RECORDS FOR PROCESSING =>

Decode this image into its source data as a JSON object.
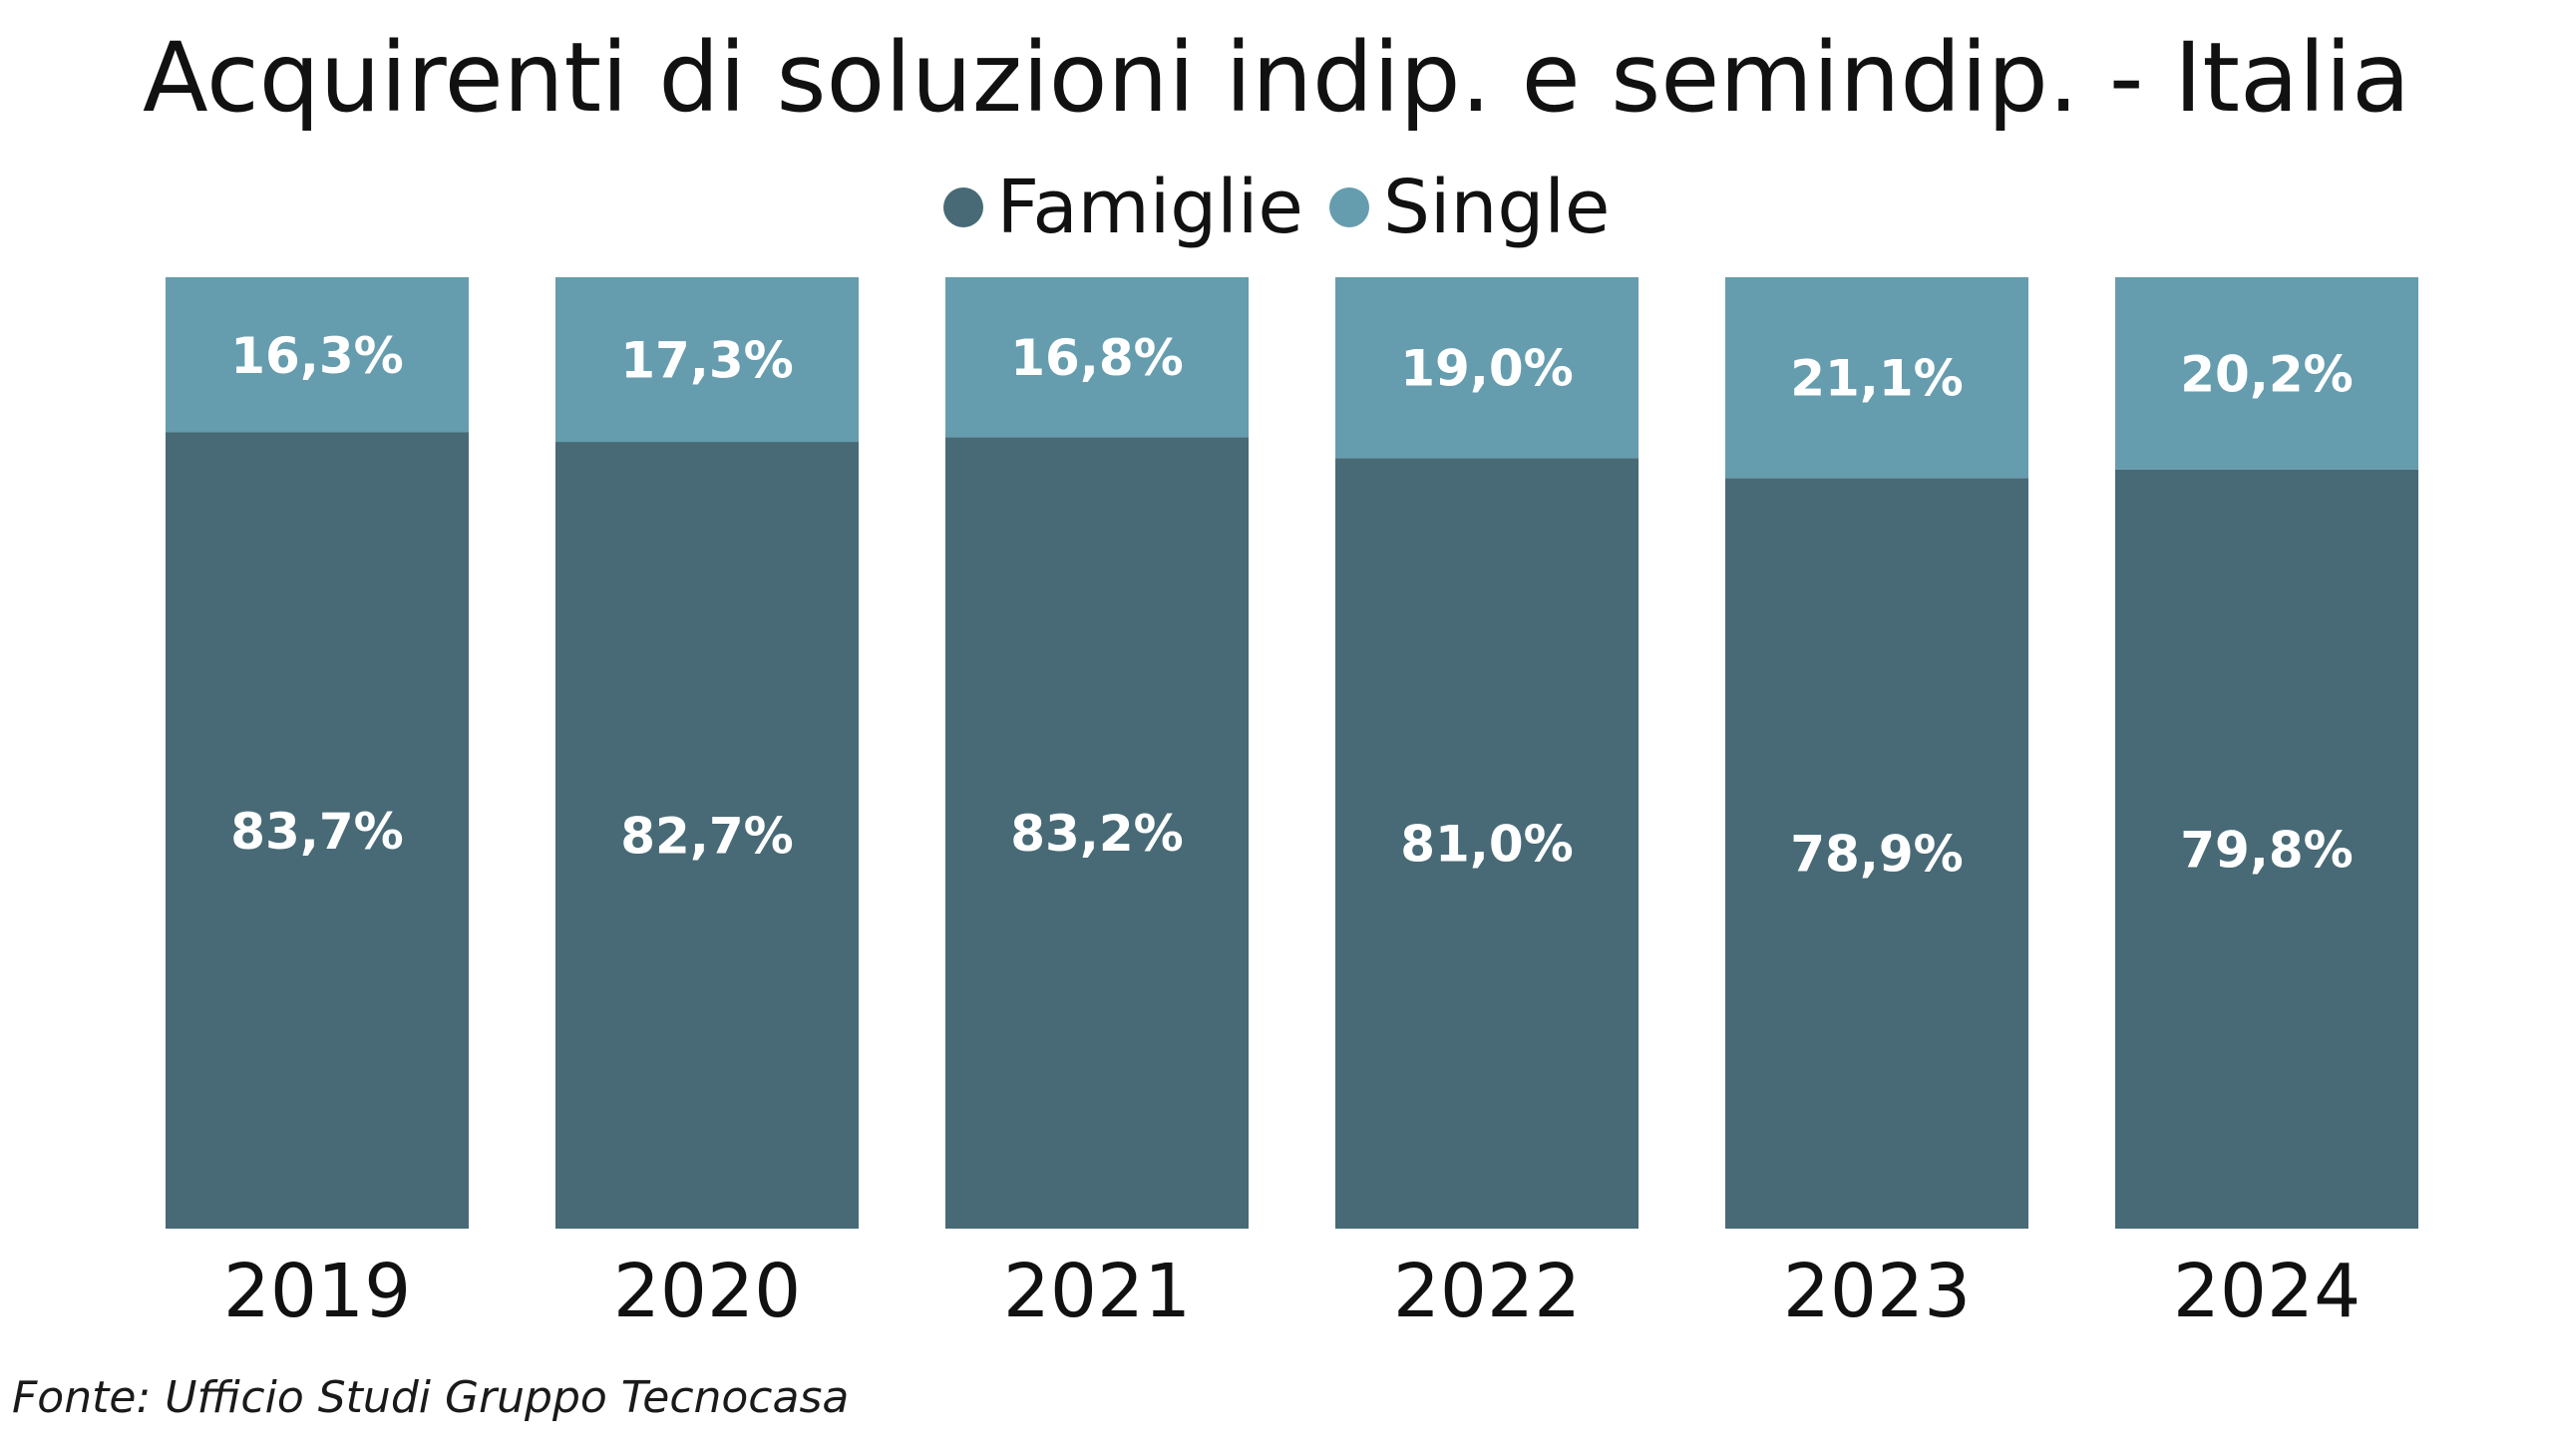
{
  "chart_data": {
    "type": "bar",
    "stacked": true,
    "title": "Acquirenti di soluzioni indip. e semindip. - Italia",
    "categories": [
      "2019",
      "2020",
      "2021",
      "2022",
      "2023",
      "2024"
    ],
    "series": [
      {
        "name": "Famiglie",
        "color": "#476a76",
        "values": [
          83.7,
          82.7,
          83.2,
          81.0,
          78.9,
          79.8
        ],
        "labels": [
          "83,7%",
          "82,7%",
          "83,2%",
          "81,0%",
          "78,9%",
          "79,8%"
        ]
      },
      {
        "name": "Single",
        "color": "#659dae",
        "values": [
          16.3,
          17.3,
          16.8,
          19.0,
          21.1,
          20.2
        ],
        "labels": [
          "16,3%",
          "17,3%",
          "16,8%",
          "19,0%",
          "21,1%",
          "20,2%"
        ]
      }
    ],
    "ylim": [
      0,
      100
    ],
    "legend_position": "top-center",
    "grid": false
  },
  "source_note": "Fonte: Ufficio Studi Gruppo Tecnocasa"
}
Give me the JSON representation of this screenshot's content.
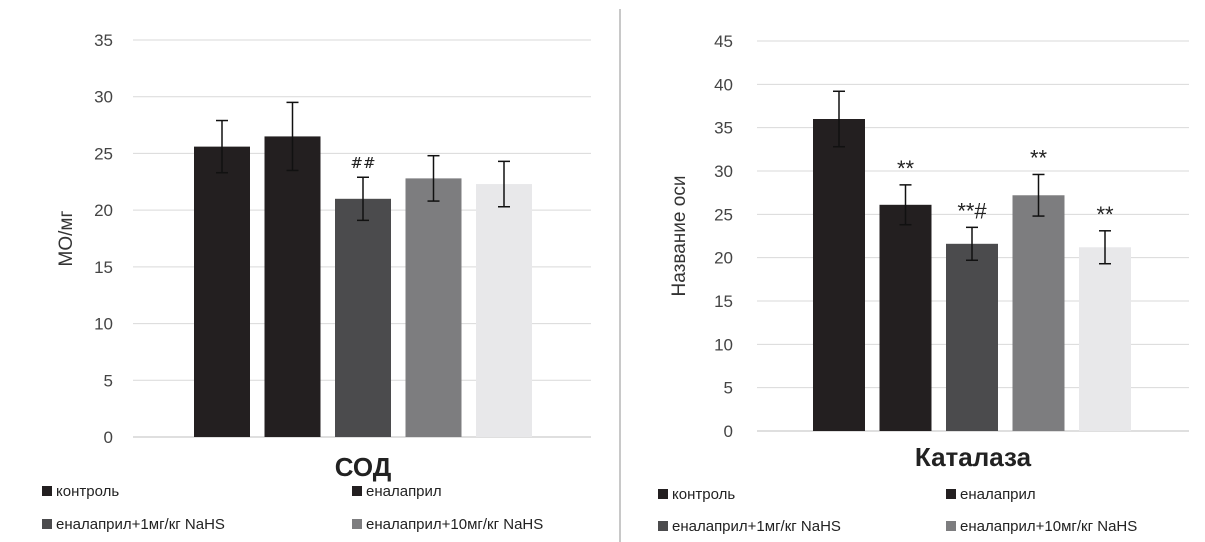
{
  "chart_data": [
    {
      "type": "bar",
      "title": "СОД",
      "ylabel": "МО/мг",
      "xlabel": "",
      "ylim": [
        0,
        35
      ],
      "yticks": [
        0,
        5,
        10,
        15,
        20,
        25,
        30,
        35
      ],
      "grid": true,
      "categories": [
        "контроль",
        "еналаприл",
        "еналаприл+1мг/кг NaHS",
        "еналаприл+10мг/кг NaHS",
        ""
      ],
      "values": [
        25.6,
        26.5,
        21.0,
        22.8,
        22.3
      ],
      "errors": [
        2.3,
        3.0,
        1.9,
        2.0,
        2.0
      ],
      "colors": [
        "#231f20",
        "#231f20",
        "#4b4b4d",
        "#7d7d7f",
        "#e8e8ea"
      ],
      "annotations": [
        "",
        "",
        "##",
        "",
        ""
      ],
      "legend": {
        "position": "bottom",
        "entries": [
          {
            "label": "контроль",
            "color": "#231f20"
          },
          {
            "label": "еналаприл",
            "color": "#231f20"
          },
          {
            "label": "еналаприл+1мг/кг NaHS",
            "color": "#4b4b4d"
          },
          {
            "label": "еналаприл+10мг/кг NaHS",
            "color": "#7d7d7f"
          }
        ]
      }
    },
    {
      "type": "bar",
      "title": "Каталаза",
      "ylabel": "Название оси",
      "xlabel": "",
      "ylim": [
        0,
        45
      ],
      "yticks": [
        0,
        5,
        10,
        15,
        20,
        25,
        30,
        35,
        40,
        45
      ],
      "grid": true,
      "categories": [
        "контроль",
        "еналаприл",
        "еналаприл+1мг/кг NaHS",
        "еналаприл+10мг/кг NaHS",
        ""
      ],
      "values": [
        36.0,
        26.1,
        21.6,
        27.2,
        21.2
      ],
      "errors": [
        3.2,
        2.3,
        1.9,
        2.4,
        1.9
      ],
      "colors": [
        "#231f20",
        "#231f20",
        "#4b4b4d",
        "#7d7d7f",
        "#e8e8ea"
      ],
      "annotations": [
        "",
        "**",
        "**#",
        "**",
        "**"
      ],
      "legend": {
        "position": "bottom",
        "entries": [
          {
            "label": "контроль",
            "color": "#231f20"
          },
          {
            "label": "еналаприл",
            "color": "#231f20"
          },
          {
            "label": "еналаприл+1мг/кг NaHS",
            "color": "#4b4b4d"
          },
          {
            "label": "еналаприл+10мг/кг NaHS",
            "color": "#7d7d7f"
          }
        ]
      }
    }
  ]
}
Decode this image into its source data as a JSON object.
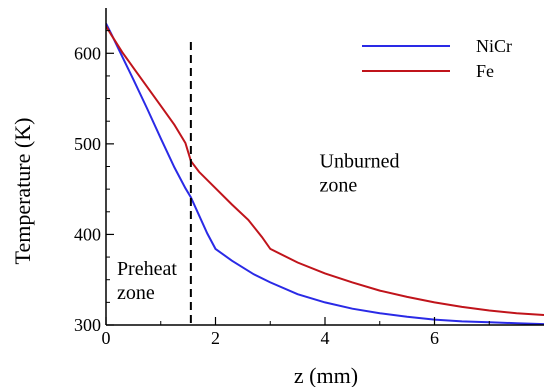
{
  "chart_data": {
    "type": "line",
    "title": "",
    "xlabel": "z (mm)",
    "ylabel": "Temperature (K)",
    "xlim": [
      0,
      8
    ],
    "ylim": [
      300,
      650
    ],
    "xticks": [
      0,
      2,
      4,
      6
    ],
    "xtick_labels": [
      "0",
      "2",
      "4",
      "6"
    ],
    "yticks": [
      300,
      400,
      500,
      600
    ],
    "ytick_labels": [
      "300",
      "400",
      "500",
      "600"
    ],
    "grid": false,
    "legend_position": "top-right",
    "series": [
      {
        "name": "NiCr",
        "color": "#2a2ae6",
        "x": [
          0,
          0.1,
          0.3,
          0.5,
          0.75,
          1.0,
          1.25,
          1.45,
          1.55,
          1.7,
          1.85,
          2.0,
          2.3,
          2.7,
          3.0,
          3.5,
          4.0,
          4.5,
          5.0,
          5.5,
          6.0,
          6.5,
          7.0,
          7.5,
          8.0
        ],
        "y": [
          633,
          621,
          596,
          571,
          539,
          506,
          474,
          451,
          441,
          421,
          401,
          384,
          371,
          356,
          347,
          334,
          325,
          318,
          313,
          309,
          306,
          304,
          303,
          302,
          301
        ]
      },
      {
        "name": "Fe",
        "color": "#c0141b",
        "x": [
          0,
          0.1,
          0.3,
          0.5,
          0.75,
          1.0,
          1.25,
          1.45,
          1.55,
          1.7,
          2.0,
          2.3,
          2.6,
          2.85,
          3.0,
          3.5,
          4.0,
          4.5,
          5.0,
          5.5,
          6.0,
          6.5,
          7.0,
          7.5,
          8.0
        ],
        "y": [
          630,
          620,
          601,
          584,
          563,
          542,
          521,
          501,
          481,
          469,
          451,
          433,
          416,
          397,
          384,
          369,
          357,
          347,
          338,
          331,
          325,
          320,
          316,
          313,
          311
        ]
      }
    ],
    "vline": {
      "x": 1.55,
      "style": "dashed"
    },
    "annotations": [
      {
        "lines": [
          "Unburned",
          "zone"
        ],
        "x": 3.9,
        "y": 474
      },
      {
        "lines": [
          "Preheat",
          "zone"
        ],
        "x": 0.2,
        "y": 355
      }
    ]
  }
}
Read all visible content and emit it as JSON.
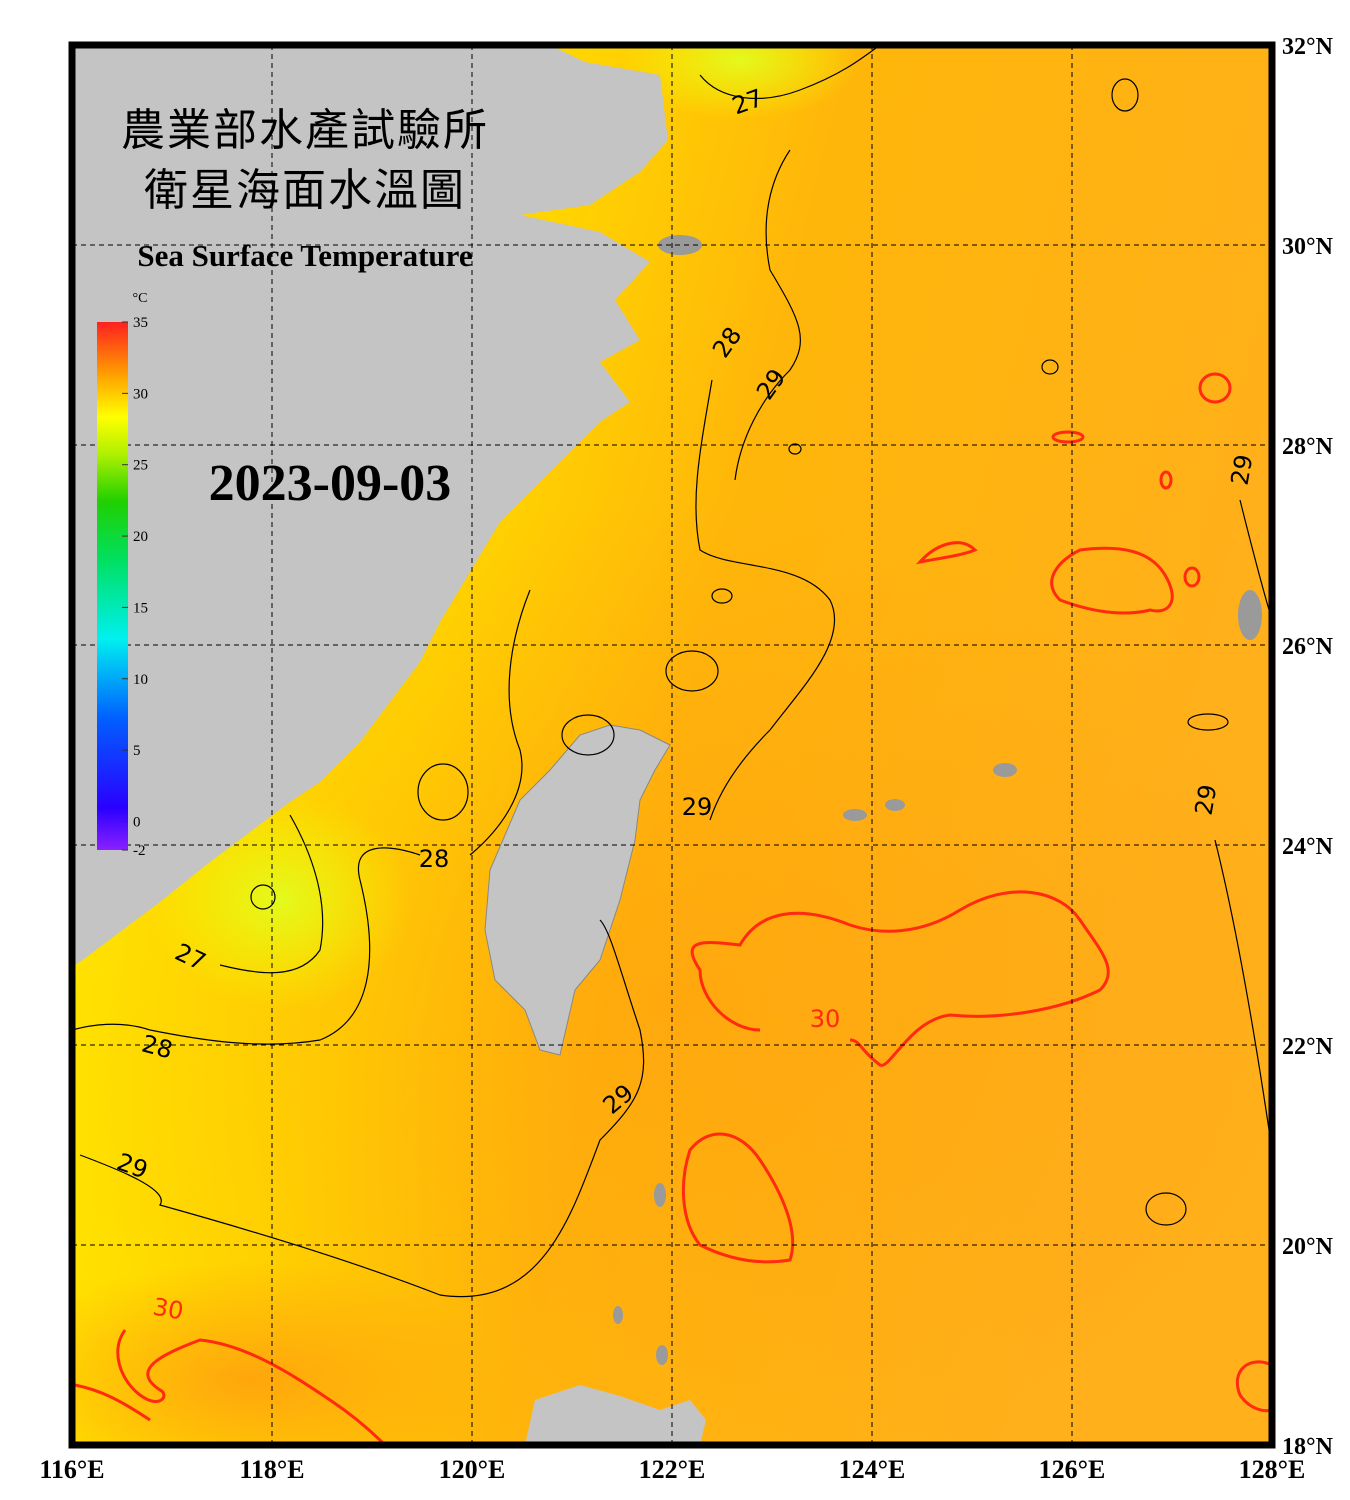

WHAT THE TASK ASKS => Quote the entries in full. Any image among them is to be omitted from the copy.

FULL SOLUTION =>
Decode this image into its source data as a JSON object.
{
  "chart_data": {
    "type": "bar",
    "stacked": true,
    "title": "Acquirenti di soluzioni indip. e semindip. - Italia",
    "categories": [
      "2019",
      "2020",
      "2021",
      "2022",
      "2023",
      "2024"
    ],
    "series": [
      {
        "name": "Famiglie",
        "color": "#476a76",
        "values": [
          83.7,
          82.7,
          83.2,
          81.0,
          78.9,
          79.8
        ],
        "labels": [
          "83,7%",
          "82,7%",
          "83,2%",
          "81,0%",
          "78,9%",
          "79,8%"
        ]
      },
      {
        "name": "Single",
        "color": "#659dae",
        "values": [
          16.3,
          17.3,
          16.8,
          19.0,
          21.1,
          20.2
        ],
        "labels": [
          "16,3%",
          "17,3%",
          "16,8%",
          "19,0%",
          "21,1%",
          "20,2%"
        ]
      }
    ],
    "ylim": [
      0,
      100
    ],
    "legend_position": "top-center",
    "grid": false
  },
  "source_note": "Fonte: Ufficio Studi Gruppo Tecnocasa"
}
Give me the JSON representation of this screenshot's content.
{
  "chart_data": [
    {
      "type": "bar",
      "title": "СОД",
      "ylabel": "МО/мг",
      "xlabel": "",
      "ylim": [
        0,
        35
      ],
      "yticks": [
        0,
        5,
        10,
        15,
        20,
        25,
        30,
        35
      ],
      "grid": true,
      "categories": [
        "контроль",
        "еналаприл",
        "еналаприл+1мг/кг NaHS",
        "еналаприл+10мг/кг NaHS",
        ""
      ],
      "values": [
        25.6,
        26.5,
        21.0,
        22.8,
        22.3
      ],
      "errors": [
        2.3,
        3.0,
        1.9,
        2.0,
        2.0
      ],
      "colors": [
        "#231f20",
        "#231f20",
        "#4b4b4d",
        "#7d7d7f",
        "#e8e8ea"
      ],
      "annotations": [
        "",
        "",
        "##",
        "",
        ""
      ],
      "legend": {
        "position": "bottom",
        "entries": [
          {
            "label": "контроль",
            "color": "#231f20"
          },
          {
            "label": "еналаприл",
            "color": "#231f20"
          },
          {
            "label": "еналаприл+1мг/кг NaHS",
            "color": "#4b4b4d"
          },
          {
            "label": "еналаприл+10мг/кг NaHS",
            "color": "#7d7d7f"
          }
        ]
      }
    },
    {
      "type": "bar",
      "title": "Каталаза",
      "ylabel": "Название оси",
      "xlabel": "",
      "ylim": [
        0,
        45
      ],
      "yticks": [
        0,
        5,
        10,
        15,
        20,
        25,
        30,
        35,
        40,
        45
      ],
      "grid": true,
      "categories": [
        "контроль",
        "еналаприл",
        "еналаприл+1мг/кг NaHS",
        "еналаприл+10мг/кг NaHS",
        ""
      ],
      "values": [
        36.0,
        26.1,
        21.6,
        27.2,
        21.2
      ],
      "errors": [
        3.2,
        2.3,
        1.9,
        2.4,
        1.9
      ],
      "colors": [
        "#231f20",
        "#231f20",
        "#4b4b4d",
        "#7d7d7f",
        "#e8e8ea"
      ],
      "annotations": [
        "",
        "**",
        "**#",
        "**",
        "**"
      ],
      "legend": {
        "position": "bottom",
        "entries": [
          {
            "label": "контроль",
            "color": "#231f20"
          },
          {
            "label": "еналаприл",
            "color": "#231f20"
          },
          {
            "label": "еналаприл+1мг/кг NaHS",
            "color": "#4b4b4d"
          },
          {
            "label": "еналаприл+10мг/кг NaHS",
            "color": "#7d7d7f"
          }
        ]
      }
    }
  ]
}
Decode this image into its source data as a JSON object.
{
  "chart_data": {
    "type": "line",
    "title": "",
    "xlabel": "z (mm)",
    "ylabel": "Temperature (K)",
    "xlim": [
      0,
      8
    ],
    "ylim": [
      300,
      650
    ],
    "xticks": [
      0,
      2,
      4,
      6
    ],
    "xtick_labels": [
      "0",
      "2",
      "4",
      "6"
    ],
    "yticks": [
      300,
      400,
      500,
      600
    ],
    "ytick_labels": [
      "300",
      "400",
      "500",
      "600"
    ],
    "grid": false,
    "legend_position": "top-right",
    "series": [
      {
        "name": "NiCr",
        "color": "#2a2ae6",
        "x": [
          0,
          0.1,
          0.3,
          0.5,
          0.75,
          1.0,
          1.25,
          1.45,
          1.55,
          1.7,
          1.85,
          2.0,
          2.3,
          2.7,
          3.0,
          3.5,
          4.0,
          4.5,
          5.0,
          5.5,
          6.0,
          6.5,
          7.0,
          7.5,
          8.0
        ],
        "y": [
          633,
          621,
          596,
          571,
          539,
          506,
          474,
          451,
          441,
          421,
          401,
          384,
          371,
          356,
          347,
          334,
          325,
          318,
          313,
          309,
          306,
          304,
          303,
          302,
          301
        ]
      },
      {
        "name": "Fe",
        "color": "#c0141b",
        "x": [
          0,
          0.1,
          0.3,
          0.5,
          0.75,
          1.0,
          1.25,
          1.45,
          1.55,
          1.7,
          2.0,
          2.3,
          2.6,
          2.85,
          3.0,
          3.5,
          4.0,
          4.5,
          5.0,
          5.5,
          6.0,
          6.5,
          7.0,
          7.5,
          8.0
        ],
        "y": [
          630,
          620,
          601,
          584,
          563,
          542,
          521,
          501,
          481,
          469,
          451,
          433,
          416,
          397,
          384,
          369,
          357,
          347,
          338,
          331,
          325,
          320,
          316,
          313,
          311
        ]
      }
    ],
    "vline": {
      "x": 1.55,
      "style": "dashed"
    },
    "annotations": [
      {
        "lines": [
          "Unburned",
          "zone"
        ],
        "x": 3.9,
        "y": 474
      },
      {
        "lines": [
          "Preheat",
          "zone"
        ],
        "x": 0.2,
        "y": 355
      }
    ]
  }
}
Read all visible content and emit it as JSON.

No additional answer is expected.